Records supplied —
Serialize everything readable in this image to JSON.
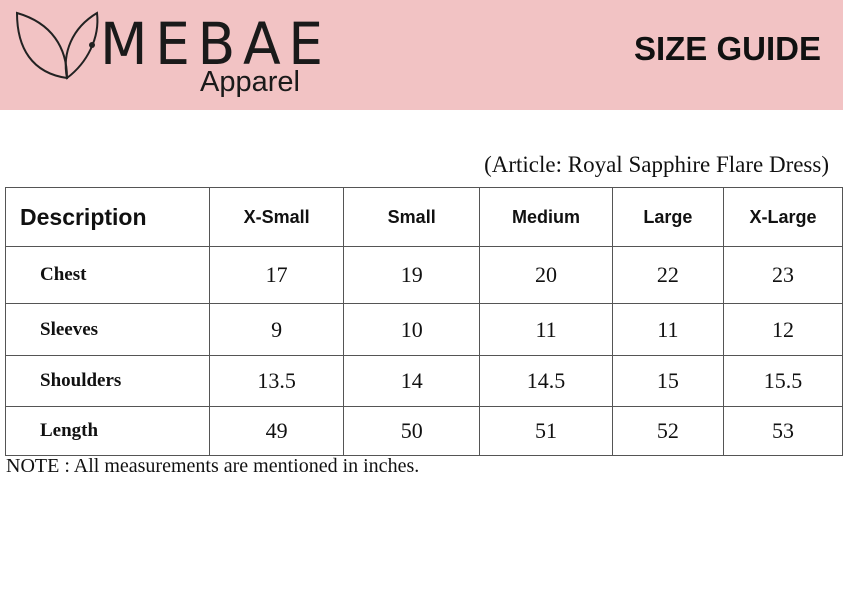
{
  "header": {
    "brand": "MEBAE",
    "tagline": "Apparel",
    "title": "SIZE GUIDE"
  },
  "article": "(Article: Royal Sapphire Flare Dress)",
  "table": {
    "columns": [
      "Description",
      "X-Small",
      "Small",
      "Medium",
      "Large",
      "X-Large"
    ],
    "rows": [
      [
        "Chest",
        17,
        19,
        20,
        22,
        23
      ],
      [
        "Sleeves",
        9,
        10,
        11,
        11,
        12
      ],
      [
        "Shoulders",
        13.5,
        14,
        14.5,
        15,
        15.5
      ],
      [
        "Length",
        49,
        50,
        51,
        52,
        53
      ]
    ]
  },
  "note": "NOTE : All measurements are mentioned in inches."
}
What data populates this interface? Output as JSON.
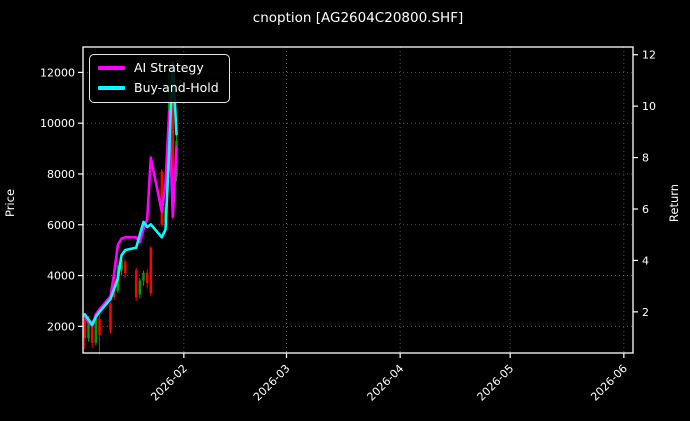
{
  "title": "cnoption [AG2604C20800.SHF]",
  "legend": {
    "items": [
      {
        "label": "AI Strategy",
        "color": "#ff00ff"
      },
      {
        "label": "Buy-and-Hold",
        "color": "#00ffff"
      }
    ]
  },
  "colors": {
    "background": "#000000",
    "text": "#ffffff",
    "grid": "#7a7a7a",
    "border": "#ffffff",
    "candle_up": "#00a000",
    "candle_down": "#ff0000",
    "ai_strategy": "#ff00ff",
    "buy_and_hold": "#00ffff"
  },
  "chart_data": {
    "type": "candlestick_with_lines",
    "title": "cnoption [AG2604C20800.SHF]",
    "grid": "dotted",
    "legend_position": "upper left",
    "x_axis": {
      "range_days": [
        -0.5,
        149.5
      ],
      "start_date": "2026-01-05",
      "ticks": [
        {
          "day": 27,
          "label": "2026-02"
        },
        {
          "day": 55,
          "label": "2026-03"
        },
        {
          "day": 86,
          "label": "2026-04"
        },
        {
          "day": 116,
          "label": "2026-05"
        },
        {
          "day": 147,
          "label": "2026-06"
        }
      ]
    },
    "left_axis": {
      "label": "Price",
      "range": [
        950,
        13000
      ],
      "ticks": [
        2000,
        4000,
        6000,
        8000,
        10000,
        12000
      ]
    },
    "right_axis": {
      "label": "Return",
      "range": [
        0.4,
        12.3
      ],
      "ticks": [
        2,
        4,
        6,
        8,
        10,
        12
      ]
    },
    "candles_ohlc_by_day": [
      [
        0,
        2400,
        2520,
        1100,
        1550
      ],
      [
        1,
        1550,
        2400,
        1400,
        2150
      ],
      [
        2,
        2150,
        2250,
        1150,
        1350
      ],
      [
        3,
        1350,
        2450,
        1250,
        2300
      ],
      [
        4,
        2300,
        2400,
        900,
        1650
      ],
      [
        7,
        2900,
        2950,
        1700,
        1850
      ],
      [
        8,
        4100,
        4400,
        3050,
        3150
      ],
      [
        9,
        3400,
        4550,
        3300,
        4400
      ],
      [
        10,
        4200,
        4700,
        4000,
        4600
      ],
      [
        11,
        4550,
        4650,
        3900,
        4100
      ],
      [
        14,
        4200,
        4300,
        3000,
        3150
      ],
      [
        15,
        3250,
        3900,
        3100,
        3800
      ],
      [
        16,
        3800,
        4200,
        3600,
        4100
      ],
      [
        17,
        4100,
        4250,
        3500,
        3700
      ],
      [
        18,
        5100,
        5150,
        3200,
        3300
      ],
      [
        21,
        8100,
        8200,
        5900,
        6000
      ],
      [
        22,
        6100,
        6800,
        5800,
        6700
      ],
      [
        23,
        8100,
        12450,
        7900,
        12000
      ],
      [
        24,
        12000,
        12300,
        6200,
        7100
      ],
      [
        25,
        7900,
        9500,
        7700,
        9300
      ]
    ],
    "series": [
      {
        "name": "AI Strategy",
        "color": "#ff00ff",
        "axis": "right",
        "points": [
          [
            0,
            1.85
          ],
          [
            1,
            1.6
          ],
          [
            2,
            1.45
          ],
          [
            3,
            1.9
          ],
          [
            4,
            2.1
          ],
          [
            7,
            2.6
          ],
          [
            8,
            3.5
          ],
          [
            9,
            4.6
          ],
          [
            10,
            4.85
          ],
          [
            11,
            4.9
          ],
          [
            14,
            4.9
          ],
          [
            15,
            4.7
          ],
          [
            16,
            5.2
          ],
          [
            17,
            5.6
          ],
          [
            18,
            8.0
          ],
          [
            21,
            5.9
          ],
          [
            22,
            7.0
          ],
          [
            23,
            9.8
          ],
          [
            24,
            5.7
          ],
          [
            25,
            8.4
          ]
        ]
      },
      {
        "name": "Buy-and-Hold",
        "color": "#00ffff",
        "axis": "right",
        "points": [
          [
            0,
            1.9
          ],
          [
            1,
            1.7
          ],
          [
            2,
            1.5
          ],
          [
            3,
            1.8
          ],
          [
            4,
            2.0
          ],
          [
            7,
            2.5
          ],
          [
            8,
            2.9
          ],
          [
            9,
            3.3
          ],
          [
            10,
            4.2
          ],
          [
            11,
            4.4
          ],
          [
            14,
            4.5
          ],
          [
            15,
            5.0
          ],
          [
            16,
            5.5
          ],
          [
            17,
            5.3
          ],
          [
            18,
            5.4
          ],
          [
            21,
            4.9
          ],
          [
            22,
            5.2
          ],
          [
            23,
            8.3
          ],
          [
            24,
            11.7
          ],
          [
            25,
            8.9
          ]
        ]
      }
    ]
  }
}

* * *

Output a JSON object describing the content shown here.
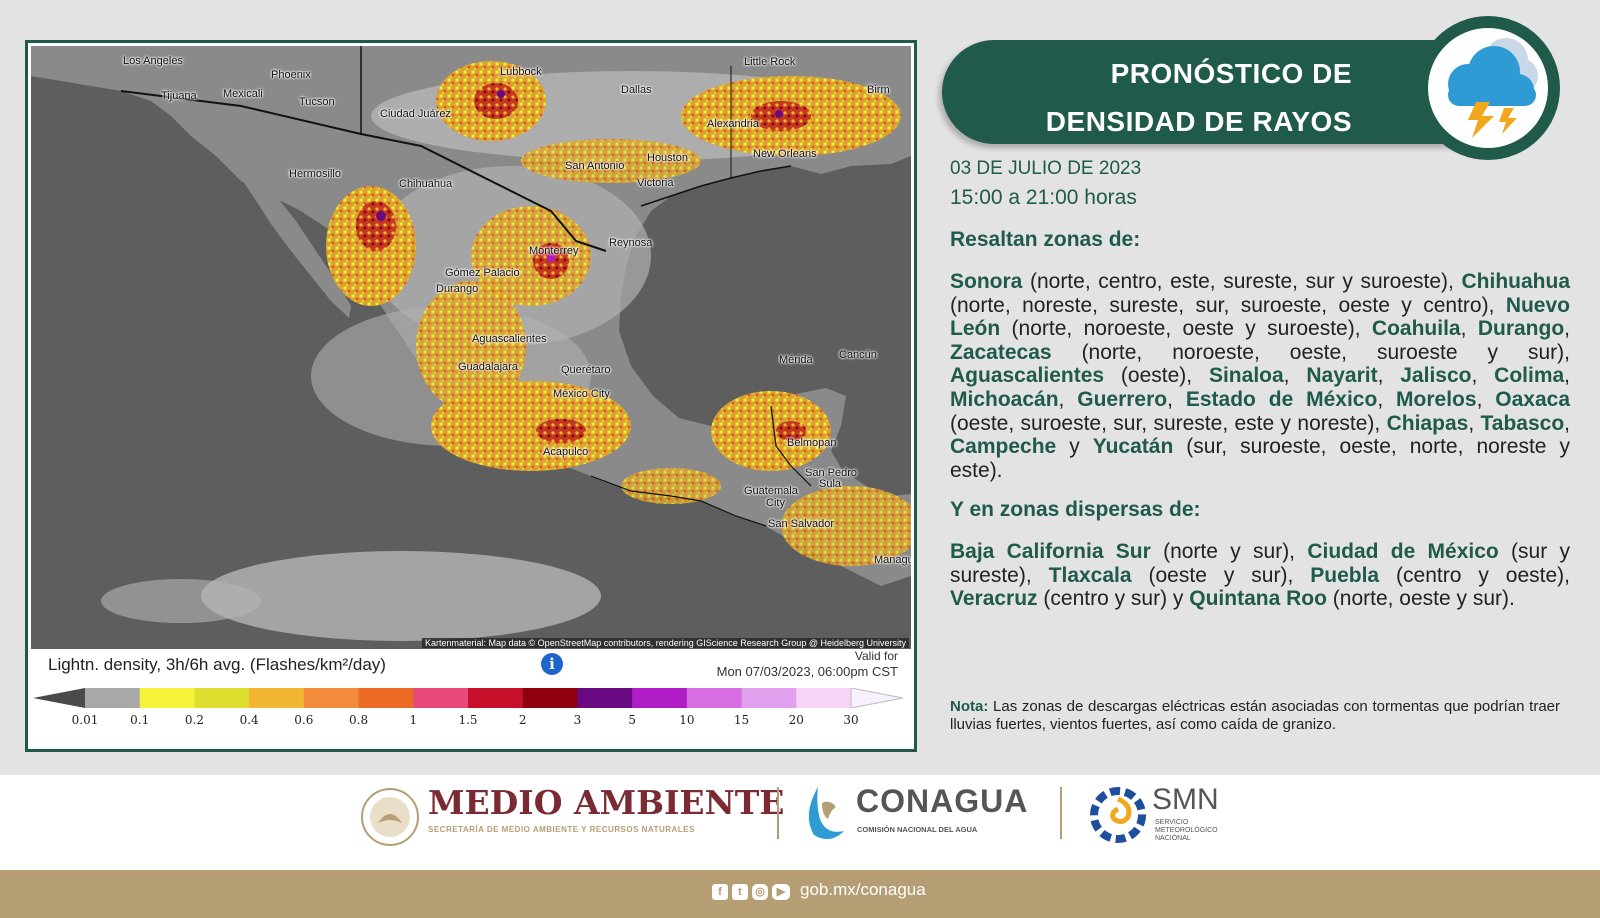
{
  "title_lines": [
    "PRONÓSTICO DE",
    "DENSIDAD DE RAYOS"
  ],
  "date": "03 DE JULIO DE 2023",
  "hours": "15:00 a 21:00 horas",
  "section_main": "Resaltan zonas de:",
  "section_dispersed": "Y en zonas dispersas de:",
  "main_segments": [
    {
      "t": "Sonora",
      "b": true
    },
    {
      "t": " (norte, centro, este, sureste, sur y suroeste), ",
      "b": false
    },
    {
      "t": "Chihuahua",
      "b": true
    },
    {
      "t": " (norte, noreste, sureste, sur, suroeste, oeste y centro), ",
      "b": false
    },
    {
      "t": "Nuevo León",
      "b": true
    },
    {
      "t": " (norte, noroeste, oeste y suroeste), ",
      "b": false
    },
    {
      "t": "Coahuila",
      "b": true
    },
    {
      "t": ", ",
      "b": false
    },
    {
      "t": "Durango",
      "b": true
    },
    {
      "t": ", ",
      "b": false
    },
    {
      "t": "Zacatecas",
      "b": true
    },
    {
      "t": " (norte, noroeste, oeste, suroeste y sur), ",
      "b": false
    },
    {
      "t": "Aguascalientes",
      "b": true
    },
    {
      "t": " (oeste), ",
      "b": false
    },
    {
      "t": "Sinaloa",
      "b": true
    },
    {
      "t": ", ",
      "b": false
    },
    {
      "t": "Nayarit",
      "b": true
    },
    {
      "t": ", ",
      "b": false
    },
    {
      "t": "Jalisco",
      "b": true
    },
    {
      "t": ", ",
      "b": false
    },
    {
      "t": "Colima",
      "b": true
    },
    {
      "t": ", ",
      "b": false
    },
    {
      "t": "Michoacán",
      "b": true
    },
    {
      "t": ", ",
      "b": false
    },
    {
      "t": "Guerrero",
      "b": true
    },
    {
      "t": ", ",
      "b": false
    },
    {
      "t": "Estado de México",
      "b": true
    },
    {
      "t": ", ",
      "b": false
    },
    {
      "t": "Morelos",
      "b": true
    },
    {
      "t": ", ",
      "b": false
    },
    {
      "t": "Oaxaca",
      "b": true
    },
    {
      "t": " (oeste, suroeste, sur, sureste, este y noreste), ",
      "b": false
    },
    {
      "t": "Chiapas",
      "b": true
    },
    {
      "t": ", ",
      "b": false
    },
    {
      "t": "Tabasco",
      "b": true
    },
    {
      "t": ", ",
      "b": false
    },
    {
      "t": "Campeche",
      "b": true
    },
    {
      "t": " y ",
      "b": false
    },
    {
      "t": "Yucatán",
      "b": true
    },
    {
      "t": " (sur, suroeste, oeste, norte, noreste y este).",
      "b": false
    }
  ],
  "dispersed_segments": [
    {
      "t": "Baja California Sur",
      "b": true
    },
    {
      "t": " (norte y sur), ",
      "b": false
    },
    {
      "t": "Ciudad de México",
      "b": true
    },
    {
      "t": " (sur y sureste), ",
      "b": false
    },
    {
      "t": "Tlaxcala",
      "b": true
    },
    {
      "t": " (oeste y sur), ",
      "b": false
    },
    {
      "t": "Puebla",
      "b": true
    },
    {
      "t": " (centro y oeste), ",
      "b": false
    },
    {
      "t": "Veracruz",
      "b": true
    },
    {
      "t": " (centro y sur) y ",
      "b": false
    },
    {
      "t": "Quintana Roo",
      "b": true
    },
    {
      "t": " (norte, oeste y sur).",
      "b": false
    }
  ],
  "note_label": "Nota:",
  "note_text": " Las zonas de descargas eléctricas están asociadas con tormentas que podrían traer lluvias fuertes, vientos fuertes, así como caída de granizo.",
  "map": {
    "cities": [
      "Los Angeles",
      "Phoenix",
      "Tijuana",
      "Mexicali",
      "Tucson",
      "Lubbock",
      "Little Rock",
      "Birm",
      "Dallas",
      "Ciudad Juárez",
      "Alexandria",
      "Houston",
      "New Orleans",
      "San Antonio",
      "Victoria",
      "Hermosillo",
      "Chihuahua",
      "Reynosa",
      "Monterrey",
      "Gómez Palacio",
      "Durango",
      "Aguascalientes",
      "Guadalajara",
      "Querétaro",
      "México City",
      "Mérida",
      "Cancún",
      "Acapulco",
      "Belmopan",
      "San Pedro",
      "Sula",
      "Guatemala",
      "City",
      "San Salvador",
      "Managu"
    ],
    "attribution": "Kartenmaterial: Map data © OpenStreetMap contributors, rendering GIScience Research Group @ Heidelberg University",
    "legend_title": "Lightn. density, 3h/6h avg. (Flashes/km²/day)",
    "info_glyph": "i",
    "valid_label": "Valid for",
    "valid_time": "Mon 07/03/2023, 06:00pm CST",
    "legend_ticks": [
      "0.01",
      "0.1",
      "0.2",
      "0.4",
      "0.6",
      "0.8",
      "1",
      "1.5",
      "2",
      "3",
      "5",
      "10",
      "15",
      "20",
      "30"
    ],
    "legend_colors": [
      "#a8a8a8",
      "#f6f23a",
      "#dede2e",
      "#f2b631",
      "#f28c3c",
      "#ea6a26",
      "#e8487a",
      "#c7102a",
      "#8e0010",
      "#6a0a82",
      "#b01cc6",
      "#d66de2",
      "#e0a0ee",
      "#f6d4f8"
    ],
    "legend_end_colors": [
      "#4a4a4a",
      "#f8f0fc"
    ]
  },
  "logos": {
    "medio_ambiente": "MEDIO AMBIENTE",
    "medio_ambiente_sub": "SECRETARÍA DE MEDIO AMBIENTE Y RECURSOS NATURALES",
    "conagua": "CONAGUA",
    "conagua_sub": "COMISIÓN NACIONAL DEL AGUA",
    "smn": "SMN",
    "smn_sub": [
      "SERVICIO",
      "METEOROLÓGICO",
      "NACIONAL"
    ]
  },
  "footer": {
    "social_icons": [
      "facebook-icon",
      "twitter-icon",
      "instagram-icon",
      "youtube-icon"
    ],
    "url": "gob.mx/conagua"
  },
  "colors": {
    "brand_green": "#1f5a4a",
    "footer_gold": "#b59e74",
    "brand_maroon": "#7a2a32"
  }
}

The problem — Above are the records; copy every line in them that holds the word "México".

The response —
      "t": "Estado de México",
      "t": "Ciudad de México",
      "México City",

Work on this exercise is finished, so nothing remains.